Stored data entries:
■ ■ ■

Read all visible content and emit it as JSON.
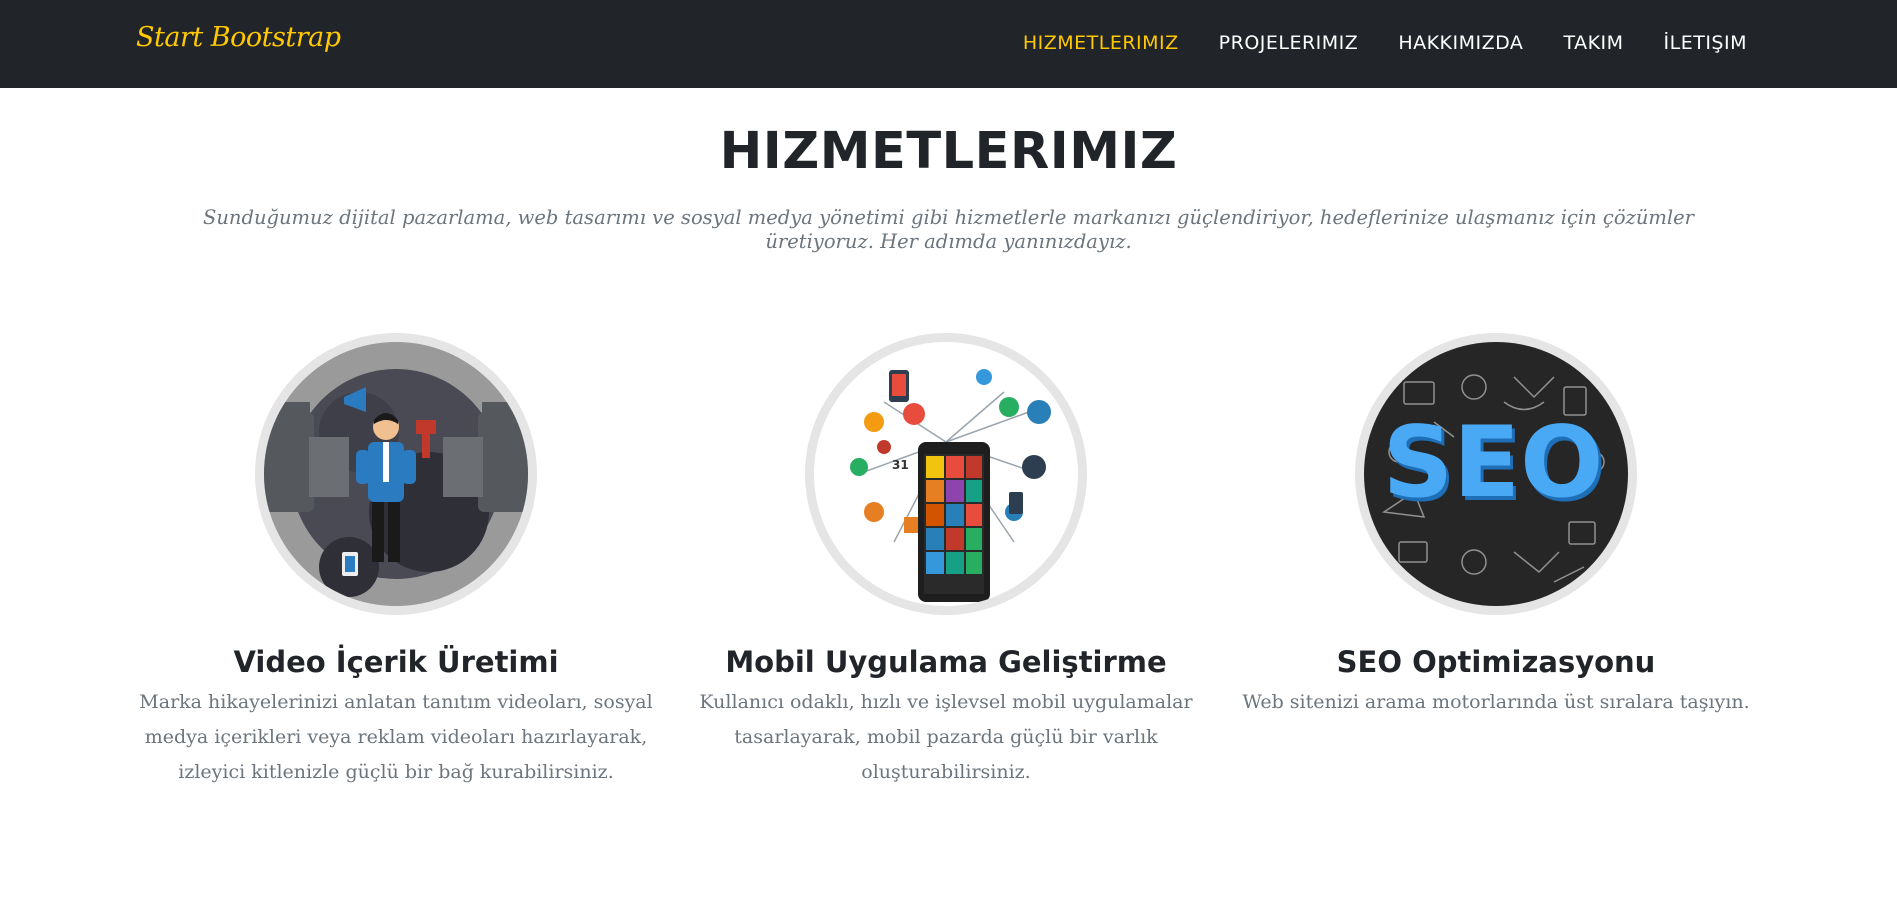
{
  "navbar": {
    "brand": "Start Bootstrap",
    "links": [
      "HIZMETLERIMIZ",
      "PROJELERIMIZ",
      "HAKKIMIZDA",
      "TAKIM",
      "İLETIŞIM"
    ],
    "active_index": 0,
    "accent_color": "#ffc800",
    "background_color": "#212529"
  },
  "services": {
    "heading": "HIZMETLERIMIZ",
    "subheading": "Sunduğumuz dijital pazarlama, web tasarımı ve sosyal medya yönetimi gibi hizmetlerle markanızı güçlendiriyor, hedeflerinize ulaşmanız için çözümler üretiyoruz. Her adımda yanınızdayız.",
    "items": [
      {
        "title": "Video İçerik Üretimi",
        "text": "Marka hikayelerinizi anlatan tanıtım videoları, sosyal medya içerikleri veya reklam videoları hazırlayarak, izleyici kitlenizle güçlü bir bağ kurabilirsiniz.",
        "image": "video-production-illustration"
      },
      {
        "title": "Mobil Uygulama Geliştirme",
        "text": "Kullanıcı odaklı, hızlı ve işlevsel mobil uygulamalar tasarlayarak, mobil pazarda güçlü bir varlık oluşturabilirsiniz.",
        "image": "mobile-app-illustration",
        "calendar_label": "31"
      },
      {
        "title": "SEO Optimizasyonu",
        "text": "Web sitenizi arama motorlarında üst sıralara taşıyın.",
        "image": "seo-illustration",
        "image_text": "SEO"
      }
    ]
  }
}
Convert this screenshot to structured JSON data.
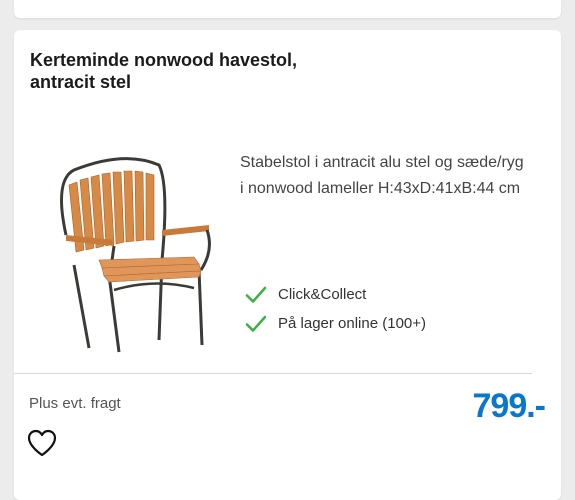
{
  "product": {
    "title_line1": "Kerteminde nonwood havestol,",
    "title_line2": "antracit stel",
    "description_line1": "Stabelstol i antracit alu stel og sæde/ryg",
    "description_line2": "i nonwood lameller H:43xD:41xB:44 cm",
    "image_icon": "chair-image",
    "availability": [
      {
        "label": "Click&Collect",
        "icon": "check-icon"
      },
      {
        "label": "På lager online (100+)",
        "icon": "check-icon"
      }
    ],
    "freight_note": "Plus evt. fragt",
    "price": "799.-",
    "favorite_icon": "heart-icon"
  },
  "colors": {
    "price": "#0a77cf",
    "check": "#3cb043",
    "background": "#ececec"
  }
}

■ ■ ■

◆ **Exercise requirements**: Output the records above exactly; leave out the pictures.

◆ **Correct answer**:
Read all visible content and emit it as JSON.
{
  "navbar": {
    "brand": "Start Bootstrap",
    "links": [
      "HIZMETLERIMIZ",
      "PROJELERIMIZ",
      "HAKKIMIZDA",
      "TAKIM",
      "İLETIŞIM"
    ],
    "active_index": 0,
    "accent_color": "#ffc800",
    "background_color": "#212529"
  },
  "services": {
    "heading": "HIZMETLERIMIZ",
    "subheading": "Sunduğumuz dijital pazarlama, web tasarımı ve sosyal medya yönetimi gibi hizmetlerle markanızı güçlendiriyor, hedeflerinize ulaşmanız için çözümler üretiyoruz. Her adımda yanınızdayız.",
    "items": [
      {
        "title": "Video İçerik Üretimi",
        "text": "Marka hikayelerinizi anlatan tanıtım videoları, sosyal medya içerikleri veya reklam videoları hazırlayarak, izleyici kitlenizle güçlü bir bağ kurabilirsiniz.",
        "image": "video-production-illustration"
      },
      {
        "title": "Mobil Uygulama Geliştirme",
        "text": "Kullanıcı odaklı, hızlı ve işlevsel mobil uygulamalar tasarlayarak, mobil pazarda güçlü bir varlık oluşturabilirsiniz.",
        "image": "mobile-app-illustration",
        "calendar_label": "31"
      },
      {
        "title": "SEO Optimizasyonu",
        "text": "Web sitenizi arama motorlarında üst sıralara taşıyın.",
        "image": "seo-illustration",
        "image_text": "SEO"
      }
    ]
  }
}
Convert this screenshot to structured JSON data.
{
  "product": {
    "title_line1": "Kerteminde nonwood havestol,",
    "title_line2": "antracit stel",
    "description_line1": "Stabelstol i antracit alu stel og sæde/ryg",
    "description_line2": "i nonwood lameller H:43xD:41xB:44 cm",
    "image_icon": "chair-image",
    "availability": [
      {
        "label": "Click&Collect",
        "icon": "check-icon"
      },
      {
        "label": "På lager online (100+)",
        "icon": "check-icon"
      }
    ],
    "freight_note": "Plus evt. fragt",
    "price": "799.-",
    "favorite_icon": "heart-icon"
  },
  "colors": {
    "price": "#0a77cf",
    "check": "#3cb043",
    "background": "#ececec"
  }
}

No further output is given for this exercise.